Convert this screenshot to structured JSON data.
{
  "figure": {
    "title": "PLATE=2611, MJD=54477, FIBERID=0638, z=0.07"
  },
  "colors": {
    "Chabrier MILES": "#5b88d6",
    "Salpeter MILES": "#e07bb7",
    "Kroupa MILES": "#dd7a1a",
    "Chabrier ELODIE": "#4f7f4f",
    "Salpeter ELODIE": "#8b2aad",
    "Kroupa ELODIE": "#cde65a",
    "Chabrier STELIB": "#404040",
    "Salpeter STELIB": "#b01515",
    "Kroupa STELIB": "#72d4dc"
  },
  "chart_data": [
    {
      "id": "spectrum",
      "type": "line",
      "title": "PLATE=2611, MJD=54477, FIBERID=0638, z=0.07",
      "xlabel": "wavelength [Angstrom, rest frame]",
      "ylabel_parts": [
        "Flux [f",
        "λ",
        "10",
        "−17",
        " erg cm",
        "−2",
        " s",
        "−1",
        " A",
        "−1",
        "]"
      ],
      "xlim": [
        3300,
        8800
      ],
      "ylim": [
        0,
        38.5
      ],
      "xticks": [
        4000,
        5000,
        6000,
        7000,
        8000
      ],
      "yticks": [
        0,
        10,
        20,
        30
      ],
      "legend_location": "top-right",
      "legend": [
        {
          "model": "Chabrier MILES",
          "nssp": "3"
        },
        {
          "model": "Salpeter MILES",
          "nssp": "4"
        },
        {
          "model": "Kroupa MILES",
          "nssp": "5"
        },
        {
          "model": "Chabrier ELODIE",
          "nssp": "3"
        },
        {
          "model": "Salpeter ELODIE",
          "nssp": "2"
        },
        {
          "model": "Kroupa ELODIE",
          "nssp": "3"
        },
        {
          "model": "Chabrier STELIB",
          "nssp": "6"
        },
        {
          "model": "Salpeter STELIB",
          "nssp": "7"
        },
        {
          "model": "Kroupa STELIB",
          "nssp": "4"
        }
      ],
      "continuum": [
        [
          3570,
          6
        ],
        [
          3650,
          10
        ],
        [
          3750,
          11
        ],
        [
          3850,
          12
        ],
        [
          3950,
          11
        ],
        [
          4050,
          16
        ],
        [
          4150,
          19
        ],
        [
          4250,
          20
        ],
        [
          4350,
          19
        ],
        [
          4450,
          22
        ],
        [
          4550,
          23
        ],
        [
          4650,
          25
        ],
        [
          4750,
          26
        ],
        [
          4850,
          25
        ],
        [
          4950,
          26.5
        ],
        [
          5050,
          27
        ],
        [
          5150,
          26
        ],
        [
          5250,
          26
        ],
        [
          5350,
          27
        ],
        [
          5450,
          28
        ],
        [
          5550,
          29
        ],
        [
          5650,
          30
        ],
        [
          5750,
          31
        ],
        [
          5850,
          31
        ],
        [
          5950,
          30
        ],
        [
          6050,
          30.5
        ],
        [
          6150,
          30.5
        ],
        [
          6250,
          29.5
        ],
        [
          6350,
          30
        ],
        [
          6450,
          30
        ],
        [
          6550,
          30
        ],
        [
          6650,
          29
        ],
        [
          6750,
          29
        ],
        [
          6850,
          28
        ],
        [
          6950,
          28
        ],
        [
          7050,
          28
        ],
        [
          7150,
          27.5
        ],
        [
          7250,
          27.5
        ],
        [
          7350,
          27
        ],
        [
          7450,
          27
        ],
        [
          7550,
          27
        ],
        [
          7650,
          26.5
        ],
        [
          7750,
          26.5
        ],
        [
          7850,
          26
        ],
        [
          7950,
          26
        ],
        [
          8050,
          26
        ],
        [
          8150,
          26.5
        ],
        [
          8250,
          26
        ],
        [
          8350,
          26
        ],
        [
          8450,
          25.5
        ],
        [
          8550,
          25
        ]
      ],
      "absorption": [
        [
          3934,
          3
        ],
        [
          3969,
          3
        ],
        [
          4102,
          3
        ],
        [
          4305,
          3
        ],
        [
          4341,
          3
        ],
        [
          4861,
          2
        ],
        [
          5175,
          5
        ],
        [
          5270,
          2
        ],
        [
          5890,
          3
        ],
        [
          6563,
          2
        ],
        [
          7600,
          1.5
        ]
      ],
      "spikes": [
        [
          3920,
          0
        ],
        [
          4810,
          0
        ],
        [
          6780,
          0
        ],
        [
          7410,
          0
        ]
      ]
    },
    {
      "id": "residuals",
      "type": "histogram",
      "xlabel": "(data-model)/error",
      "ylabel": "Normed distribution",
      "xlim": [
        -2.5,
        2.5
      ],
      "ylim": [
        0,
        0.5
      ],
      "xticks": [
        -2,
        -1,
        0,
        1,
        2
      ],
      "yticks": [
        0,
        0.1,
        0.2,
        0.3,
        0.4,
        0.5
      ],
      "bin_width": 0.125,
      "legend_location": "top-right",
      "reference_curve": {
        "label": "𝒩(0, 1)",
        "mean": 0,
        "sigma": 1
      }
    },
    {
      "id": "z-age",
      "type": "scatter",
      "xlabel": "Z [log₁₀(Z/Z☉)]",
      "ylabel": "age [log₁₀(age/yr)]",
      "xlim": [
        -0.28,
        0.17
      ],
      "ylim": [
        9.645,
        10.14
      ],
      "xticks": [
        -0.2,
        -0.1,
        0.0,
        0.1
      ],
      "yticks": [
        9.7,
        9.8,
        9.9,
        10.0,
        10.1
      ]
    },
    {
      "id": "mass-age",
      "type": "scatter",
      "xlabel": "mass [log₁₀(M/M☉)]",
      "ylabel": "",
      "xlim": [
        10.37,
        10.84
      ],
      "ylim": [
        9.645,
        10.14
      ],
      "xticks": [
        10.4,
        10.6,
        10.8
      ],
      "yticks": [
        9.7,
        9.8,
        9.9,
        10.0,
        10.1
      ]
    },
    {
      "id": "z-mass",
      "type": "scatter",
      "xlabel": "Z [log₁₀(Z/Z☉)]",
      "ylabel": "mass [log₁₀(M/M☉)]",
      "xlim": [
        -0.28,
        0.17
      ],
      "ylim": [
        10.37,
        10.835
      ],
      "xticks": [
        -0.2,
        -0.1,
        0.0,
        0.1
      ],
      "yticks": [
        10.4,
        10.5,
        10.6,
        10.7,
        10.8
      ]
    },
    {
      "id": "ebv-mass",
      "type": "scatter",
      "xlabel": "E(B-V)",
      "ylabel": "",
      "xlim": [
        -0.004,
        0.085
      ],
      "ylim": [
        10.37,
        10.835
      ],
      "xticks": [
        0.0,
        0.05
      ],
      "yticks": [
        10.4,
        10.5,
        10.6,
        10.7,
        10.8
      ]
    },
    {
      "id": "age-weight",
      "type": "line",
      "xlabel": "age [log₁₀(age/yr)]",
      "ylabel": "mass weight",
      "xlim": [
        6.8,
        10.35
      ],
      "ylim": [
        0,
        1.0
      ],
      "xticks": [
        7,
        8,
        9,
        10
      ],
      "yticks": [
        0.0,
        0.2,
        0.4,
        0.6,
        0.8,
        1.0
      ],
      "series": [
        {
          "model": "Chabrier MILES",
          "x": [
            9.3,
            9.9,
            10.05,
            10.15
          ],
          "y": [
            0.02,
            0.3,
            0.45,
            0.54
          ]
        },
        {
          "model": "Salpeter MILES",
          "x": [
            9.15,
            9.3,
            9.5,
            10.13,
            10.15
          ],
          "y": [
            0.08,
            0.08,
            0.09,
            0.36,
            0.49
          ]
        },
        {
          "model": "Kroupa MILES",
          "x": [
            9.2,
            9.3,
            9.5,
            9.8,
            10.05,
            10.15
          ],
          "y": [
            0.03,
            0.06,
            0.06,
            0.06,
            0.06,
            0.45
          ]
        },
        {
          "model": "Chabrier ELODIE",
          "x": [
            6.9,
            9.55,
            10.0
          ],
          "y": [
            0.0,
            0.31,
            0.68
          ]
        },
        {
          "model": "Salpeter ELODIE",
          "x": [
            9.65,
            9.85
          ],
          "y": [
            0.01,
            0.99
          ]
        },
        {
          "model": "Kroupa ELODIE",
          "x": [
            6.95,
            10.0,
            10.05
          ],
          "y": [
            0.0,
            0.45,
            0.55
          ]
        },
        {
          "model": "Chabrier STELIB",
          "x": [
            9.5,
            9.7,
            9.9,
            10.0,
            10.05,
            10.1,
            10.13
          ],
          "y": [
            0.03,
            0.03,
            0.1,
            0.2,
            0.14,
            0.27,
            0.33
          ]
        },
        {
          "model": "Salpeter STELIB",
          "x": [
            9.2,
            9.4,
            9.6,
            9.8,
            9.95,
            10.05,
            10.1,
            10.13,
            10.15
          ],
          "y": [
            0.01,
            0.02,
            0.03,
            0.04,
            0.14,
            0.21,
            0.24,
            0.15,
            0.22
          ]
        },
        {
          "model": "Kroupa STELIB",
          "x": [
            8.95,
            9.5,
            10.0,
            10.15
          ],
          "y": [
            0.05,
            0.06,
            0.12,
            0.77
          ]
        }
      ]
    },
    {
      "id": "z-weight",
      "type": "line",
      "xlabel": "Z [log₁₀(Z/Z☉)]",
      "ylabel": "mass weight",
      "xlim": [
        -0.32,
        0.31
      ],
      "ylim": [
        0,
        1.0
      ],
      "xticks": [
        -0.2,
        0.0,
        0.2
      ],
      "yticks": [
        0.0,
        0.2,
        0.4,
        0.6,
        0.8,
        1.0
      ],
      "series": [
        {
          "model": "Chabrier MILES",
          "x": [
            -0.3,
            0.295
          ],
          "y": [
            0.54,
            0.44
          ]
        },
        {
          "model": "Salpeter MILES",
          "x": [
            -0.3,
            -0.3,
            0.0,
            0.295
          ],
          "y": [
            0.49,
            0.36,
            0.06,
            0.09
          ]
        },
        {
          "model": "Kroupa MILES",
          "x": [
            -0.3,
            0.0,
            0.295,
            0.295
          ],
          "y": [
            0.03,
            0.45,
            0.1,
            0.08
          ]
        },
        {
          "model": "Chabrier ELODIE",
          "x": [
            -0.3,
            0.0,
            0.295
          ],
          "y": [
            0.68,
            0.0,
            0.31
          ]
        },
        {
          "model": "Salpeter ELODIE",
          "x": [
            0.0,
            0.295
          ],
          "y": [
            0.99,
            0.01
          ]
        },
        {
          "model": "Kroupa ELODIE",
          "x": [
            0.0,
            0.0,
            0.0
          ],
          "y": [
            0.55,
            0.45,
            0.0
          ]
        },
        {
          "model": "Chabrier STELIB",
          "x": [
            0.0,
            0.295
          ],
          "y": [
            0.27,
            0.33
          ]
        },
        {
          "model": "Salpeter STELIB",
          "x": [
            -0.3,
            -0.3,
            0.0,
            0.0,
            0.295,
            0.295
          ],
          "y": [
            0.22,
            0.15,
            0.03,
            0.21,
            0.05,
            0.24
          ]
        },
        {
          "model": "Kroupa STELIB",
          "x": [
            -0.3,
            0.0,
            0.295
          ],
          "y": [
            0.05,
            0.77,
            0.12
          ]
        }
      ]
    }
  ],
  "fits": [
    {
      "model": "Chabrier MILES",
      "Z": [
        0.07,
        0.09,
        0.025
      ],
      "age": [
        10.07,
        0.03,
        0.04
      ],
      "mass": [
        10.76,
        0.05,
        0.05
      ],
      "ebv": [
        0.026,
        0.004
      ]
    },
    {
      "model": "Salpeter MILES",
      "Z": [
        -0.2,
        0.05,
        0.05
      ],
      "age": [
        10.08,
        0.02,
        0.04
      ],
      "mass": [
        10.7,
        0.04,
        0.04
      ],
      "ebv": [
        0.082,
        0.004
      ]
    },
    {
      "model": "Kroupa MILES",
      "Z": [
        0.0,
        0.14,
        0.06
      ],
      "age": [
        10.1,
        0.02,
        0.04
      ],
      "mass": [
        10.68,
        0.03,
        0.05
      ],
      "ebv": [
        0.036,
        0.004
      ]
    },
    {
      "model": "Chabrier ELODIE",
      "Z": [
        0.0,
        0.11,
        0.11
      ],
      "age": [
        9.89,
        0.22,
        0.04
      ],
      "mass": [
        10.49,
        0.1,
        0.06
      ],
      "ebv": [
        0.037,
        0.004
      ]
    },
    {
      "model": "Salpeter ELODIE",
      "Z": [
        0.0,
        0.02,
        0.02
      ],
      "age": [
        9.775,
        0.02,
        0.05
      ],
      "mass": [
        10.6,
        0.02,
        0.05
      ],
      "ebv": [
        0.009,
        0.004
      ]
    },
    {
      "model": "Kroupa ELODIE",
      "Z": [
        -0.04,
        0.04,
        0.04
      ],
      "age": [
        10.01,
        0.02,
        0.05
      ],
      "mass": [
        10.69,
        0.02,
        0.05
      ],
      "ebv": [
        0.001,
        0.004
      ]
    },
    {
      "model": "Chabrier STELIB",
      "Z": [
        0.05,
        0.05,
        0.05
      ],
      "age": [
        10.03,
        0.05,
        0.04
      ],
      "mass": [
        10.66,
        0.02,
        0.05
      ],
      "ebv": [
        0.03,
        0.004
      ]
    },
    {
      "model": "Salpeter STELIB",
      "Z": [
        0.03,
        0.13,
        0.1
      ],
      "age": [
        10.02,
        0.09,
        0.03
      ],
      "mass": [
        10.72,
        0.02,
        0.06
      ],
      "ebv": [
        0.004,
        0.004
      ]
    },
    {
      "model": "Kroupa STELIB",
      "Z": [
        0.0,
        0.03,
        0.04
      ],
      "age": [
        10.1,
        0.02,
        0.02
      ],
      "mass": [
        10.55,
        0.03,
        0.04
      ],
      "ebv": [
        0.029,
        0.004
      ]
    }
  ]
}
_ _ _ _ _
◆ **Problem to solve**: List the lines of the material in which the word "weight" occurs.

◆ **Task result**:
      "id": "age-weight",
      "ylabel": "mass weight",
      "id": "z-weight",
      "ylabel": "mass weight",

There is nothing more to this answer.